**TASK DESCRIPTION**
Lay out the items from the start up to and including the line with "chart-panel: Det 7f" as a numbered list, leaving out any blank lines.

**SUPPLIED INFORMATION**
================================

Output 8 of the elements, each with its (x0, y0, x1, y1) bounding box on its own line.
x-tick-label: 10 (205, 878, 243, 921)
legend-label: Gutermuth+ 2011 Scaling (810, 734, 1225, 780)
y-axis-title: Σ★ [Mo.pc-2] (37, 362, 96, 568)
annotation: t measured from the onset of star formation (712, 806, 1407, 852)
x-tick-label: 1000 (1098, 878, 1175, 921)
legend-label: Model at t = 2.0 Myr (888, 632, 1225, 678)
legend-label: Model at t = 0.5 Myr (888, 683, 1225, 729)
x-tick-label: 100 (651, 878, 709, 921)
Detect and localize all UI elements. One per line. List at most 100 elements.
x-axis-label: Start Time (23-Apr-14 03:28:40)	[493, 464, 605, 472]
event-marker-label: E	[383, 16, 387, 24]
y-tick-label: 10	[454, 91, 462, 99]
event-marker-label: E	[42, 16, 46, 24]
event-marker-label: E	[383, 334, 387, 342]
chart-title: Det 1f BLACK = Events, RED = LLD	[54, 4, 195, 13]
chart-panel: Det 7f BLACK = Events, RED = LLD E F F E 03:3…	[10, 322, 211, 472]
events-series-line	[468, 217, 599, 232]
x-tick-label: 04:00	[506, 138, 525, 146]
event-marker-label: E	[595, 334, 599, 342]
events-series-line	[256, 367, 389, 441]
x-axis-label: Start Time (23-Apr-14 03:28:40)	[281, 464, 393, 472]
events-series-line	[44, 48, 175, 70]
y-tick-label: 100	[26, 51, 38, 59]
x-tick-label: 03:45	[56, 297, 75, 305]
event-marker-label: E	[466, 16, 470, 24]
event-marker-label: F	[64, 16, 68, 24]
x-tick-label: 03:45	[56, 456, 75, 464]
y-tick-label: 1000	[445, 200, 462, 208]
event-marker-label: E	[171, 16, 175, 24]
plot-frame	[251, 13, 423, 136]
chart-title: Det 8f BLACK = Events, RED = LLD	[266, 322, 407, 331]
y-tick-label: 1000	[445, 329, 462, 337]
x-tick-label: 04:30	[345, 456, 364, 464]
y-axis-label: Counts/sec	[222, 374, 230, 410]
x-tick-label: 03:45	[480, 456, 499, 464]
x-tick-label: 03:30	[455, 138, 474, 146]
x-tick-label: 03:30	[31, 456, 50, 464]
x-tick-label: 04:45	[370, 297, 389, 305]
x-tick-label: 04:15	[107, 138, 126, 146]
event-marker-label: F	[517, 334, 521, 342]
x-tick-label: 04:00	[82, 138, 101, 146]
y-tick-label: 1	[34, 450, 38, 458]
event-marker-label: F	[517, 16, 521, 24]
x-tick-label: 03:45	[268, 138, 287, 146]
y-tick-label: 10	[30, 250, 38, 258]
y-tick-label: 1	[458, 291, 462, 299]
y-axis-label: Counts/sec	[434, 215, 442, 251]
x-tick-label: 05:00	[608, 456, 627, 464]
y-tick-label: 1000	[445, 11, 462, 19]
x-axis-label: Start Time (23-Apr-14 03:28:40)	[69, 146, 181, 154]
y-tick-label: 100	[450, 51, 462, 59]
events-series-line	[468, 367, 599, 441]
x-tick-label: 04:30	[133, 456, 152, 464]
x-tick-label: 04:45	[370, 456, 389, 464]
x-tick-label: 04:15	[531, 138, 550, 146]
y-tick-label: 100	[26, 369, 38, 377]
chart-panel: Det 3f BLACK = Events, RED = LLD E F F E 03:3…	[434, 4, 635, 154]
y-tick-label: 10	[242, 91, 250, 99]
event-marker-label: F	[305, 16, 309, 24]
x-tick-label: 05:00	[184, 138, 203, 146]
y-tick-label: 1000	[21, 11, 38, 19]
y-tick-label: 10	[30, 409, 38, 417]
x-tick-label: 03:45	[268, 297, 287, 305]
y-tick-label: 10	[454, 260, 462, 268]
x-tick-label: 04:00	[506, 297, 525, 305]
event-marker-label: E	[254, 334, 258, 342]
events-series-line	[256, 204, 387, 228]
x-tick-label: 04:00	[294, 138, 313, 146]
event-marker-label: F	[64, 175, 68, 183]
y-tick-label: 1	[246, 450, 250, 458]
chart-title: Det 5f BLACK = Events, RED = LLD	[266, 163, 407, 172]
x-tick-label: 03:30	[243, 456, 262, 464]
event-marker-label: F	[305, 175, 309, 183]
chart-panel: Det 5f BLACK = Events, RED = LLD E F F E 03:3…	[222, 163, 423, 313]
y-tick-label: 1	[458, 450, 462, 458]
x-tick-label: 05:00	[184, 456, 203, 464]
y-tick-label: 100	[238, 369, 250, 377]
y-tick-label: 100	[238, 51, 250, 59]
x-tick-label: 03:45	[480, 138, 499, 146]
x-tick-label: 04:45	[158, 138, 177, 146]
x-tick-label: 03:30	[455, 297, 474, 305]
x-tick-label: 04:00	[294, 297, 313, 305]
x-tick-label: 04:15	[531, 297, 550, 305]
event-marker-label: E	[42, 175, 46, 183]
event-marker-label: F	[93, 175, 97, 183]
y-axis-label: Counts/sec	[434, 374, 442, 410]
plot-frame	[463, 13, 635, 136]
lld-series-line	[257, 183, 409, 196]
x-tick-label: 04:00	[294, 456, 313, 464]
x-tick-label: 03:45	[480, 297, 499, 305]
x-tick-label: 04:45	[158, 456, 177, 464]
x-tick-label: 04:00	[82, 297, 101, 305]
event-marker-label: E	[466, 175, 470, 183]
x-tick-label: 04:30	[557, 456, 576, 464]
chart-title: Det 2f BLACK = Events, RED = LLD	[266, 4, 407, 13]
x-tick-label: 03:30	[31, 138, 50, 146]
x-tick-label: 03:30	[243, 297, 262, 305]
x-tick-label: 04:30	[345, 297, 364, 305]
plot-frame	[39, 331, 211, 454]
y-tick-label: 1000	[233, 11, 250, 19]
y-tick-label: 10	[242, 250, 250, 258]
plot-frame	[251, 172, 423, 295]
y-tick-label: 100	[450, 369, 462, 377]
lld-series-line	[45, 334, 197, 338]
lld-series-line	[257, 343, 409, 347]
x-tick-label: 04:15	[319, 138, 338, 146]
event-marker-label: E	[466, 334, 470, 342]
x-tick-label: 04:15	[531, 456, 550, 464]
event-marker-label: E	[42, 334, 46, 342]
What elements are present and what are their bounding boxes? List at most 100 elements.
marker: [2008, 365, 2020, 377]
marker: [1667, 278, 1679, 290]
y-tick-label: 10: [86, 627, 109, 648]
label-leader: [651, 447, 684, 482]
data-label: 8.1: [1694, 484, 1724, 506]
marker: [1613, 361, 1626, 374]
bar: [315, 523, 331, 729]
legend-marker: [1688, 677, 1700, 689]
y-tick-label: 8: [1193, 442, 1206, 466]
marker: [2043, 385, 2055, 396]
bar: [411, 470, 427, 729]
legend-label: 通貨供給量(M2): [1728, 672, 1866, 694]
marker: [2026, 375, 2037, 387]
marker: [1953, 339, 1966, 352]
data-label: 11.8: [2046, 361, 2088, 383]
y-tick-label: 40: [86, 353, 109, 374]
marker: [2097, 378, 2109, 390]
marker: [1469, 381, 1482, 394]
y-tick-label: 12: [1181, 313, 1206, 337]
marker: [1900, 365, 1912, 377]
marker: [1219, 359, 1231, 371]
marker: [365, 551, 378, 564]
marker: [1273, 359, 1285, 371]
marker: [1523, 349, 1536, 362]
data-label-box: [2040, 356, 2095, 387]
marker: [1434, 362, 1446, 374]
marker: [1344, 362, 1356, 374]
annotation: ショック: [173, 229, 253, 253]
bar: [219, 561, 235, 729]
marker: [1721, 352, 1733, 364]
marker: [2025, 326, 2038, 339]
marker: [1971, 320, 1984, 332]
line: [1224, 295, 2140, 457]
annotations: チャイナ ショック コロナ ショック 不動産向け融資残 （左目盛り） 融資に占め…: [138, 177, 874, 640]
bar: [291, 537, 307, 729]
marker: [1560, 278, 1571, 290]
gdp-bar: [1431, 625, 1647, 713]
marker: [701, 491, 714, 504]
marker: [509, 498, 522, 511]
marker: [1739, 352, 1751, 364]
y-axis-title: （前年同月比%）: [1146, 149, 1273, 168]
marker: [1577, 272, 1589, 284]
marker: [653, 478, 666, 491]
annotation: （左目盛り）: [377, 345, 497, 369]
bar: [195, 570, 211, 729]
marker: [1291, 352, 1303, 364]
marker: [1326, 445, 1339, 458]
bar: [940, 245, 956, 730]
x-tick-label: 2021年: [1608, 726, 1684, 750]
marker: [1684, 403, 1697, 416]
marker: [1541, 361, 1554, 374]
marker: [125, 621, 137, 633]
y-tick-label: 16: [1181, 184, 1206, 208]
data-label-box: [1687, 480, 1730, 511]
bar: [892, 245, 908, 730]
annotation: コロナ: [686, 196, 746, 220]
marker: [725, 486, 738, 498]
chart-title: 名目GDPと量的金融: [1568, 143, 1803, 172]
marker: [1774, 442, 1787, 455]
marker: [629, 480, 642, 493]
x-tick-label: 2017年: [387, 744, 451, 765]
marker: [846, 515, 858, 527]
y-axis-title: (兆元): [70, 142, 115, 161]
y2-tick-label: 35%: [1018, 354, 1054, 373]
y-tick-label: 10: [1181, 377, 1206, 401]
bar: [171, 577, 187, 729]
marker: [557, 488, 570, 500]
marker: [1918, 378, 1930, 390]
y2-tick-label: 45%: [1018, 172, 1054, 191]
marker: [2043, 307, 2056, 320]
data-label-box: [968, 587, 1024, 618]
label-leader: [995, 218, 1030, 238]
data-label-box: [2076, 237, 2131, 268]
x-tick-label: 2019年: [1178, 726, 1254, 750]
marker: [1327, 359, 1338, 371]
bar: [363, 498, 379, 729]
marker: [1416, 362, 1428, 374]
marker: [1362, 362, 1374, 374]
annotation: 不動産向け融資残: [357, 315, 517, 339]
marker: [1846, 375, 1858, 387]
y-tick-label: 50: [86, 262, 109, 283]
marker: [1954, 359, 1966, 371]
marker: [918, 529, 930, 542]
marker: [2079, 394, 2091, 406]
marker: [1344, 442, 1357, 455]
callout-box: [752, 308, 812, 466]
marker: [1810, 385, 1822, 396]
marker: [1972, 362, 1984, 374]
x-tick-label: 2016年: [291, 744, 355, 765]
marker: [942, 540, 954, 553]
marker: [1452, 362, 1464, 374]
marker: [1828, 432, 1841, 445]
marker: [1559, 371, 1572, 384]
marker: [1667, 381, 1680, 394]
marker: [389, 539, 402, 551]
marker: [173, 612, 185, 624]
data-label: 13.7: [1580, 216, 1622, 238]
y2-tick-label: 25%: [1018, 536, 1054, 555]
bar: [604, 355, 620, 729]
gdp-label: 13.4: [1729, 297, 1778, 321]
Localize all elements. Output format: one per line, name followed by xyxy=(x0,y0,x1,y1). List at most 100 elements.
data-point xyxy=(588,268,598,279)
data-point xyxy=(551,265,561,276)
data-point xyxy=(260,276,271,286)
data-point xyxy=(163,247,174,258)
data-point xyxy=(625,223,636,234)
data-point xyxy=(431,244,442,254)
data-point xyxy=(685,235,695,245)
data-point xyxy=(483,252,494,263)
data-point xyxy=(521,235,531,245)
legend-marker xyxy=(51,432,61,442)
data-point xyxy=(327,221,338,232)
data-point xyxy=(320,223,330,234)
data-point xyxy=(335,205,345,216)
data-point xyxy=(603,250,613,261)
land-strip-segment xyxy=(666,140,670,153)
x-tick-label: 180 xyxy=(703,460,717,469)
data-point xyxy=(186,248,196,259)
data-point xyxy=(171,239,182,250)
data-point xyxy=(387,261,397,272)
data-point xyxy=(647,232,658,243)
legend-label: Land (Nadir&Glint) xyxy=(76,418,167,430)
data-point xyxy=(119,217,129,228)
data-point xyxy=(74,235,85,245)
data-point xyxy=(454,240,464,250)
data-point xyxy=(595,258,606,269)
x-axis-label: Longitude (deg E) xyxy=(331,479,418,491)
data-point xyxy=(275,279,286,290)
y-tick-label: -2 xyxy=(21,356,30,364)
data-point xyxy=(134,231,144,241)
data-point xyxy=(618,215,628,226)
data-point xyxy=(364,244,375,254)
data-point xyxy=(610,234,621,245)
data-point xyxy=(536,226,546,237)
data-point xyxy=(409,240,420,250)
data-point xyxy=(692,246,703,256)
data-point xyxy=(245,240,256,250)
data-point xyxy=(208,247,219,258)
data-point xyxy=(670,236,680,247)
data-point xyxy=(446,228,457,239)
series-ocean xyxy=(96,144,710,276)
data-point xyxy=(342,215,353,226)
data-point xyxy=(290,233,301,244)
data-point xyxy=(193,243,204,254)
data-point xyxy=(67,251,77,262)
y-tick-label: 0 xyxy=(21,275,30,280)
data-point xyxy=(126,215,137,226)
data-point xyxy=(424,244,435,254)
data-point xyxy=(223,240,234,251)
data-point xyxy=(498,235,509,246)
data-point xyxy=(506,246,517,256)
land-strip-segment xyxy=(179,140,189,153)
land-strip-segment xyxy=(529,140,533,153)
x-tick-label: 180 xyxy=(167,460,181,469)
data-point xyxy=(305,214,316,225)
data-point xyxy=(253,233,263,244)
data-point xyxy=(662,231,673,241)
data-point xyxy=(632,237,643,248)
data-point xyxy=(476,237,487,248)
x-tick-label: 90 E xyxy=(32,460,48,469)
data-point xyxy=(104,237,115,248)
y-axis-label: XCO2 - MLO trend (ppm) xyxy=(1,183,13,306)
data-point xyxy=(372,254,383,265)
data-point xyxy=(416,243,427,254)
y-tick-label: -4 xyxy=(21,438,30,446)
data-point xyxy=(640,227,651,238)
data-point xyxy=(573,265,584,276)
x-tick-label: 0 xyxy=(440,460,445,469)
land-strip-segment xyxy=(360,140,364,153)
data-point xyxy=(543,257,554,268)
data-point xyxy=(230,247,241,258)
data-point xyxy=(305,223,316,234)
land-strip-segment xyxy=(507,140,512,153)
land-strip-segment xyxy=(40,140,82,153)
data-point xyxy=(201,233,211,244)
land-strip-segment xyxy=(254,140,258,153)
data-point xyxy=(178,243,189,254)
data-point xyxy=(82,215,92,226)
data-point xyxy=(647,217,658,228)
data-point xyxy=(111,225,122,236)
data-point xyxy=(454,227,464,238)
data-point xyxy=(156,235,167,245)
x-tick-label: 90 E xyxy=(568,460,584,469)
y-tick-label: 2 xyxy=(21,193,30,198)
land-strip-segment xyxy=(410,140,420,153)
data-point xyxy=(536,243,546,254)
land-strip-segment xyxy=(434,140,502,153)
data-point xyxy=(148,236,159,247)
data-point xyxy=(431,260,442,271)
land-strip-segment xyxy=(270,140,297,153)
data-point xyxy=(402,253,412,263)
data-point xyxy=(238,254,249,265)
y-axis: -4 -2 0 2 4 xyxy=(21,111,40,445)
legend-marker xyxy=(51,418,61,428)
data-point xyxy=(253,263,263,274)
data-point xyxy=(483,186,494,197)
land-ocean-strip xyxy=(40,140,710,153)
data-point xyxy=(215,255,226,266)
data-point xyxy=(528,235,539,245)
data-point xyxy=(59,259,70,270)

================================

**ANSWER IN FULL**
1. Output 8 of the elements, each with its (x0, y0, x1, y1) bounding box on its own line.
2. x-tick-label: 10 (205, 878, 243, 921)
3. legend-label: Gutermuth+ 2011 Scaling (810, 734, 1225, 780)
4. y-axis-title: Σ★ [Mo.pc-2] (37, 362, 96, 568)
5. annotation: t measured from the onset of star formation (712, 806, 1407, 852)
6. x-tick-label: 1000 (1098, 878, 1175, 921)
7. legend-label: Model at t = 2.0 Myr (888, 632, 1225, 678)
8. legend-label: Model at t = 0.5 Myr (888, 683, 1225, 729)
9. x-tick-label: 100 (651, 878, 709, 921)
10. Detect and localize all UI elements. One per line. List at most 100 elements.
11. x-axis-label: Start Time (23-Apr-14 03:28:40)	[493, 464, 605, 472]
12. event-marker-label: E	[383, 16, 387, 24]
13. y-tick-label: 10	[454, 91, 462, 99]
14. event-marker-label: E	[42, 16, 46, 24]
15. event-marker-label: E	[383, 334, 387, 342]
16. chart-title: Det 1f BLACK = Events, RED = LLD	[54, 4, 195, 13]
17. chart-panel: Det 7f BLACK = Events, RED = LLD E F F E 03:3…	[10, 322, 211, 472]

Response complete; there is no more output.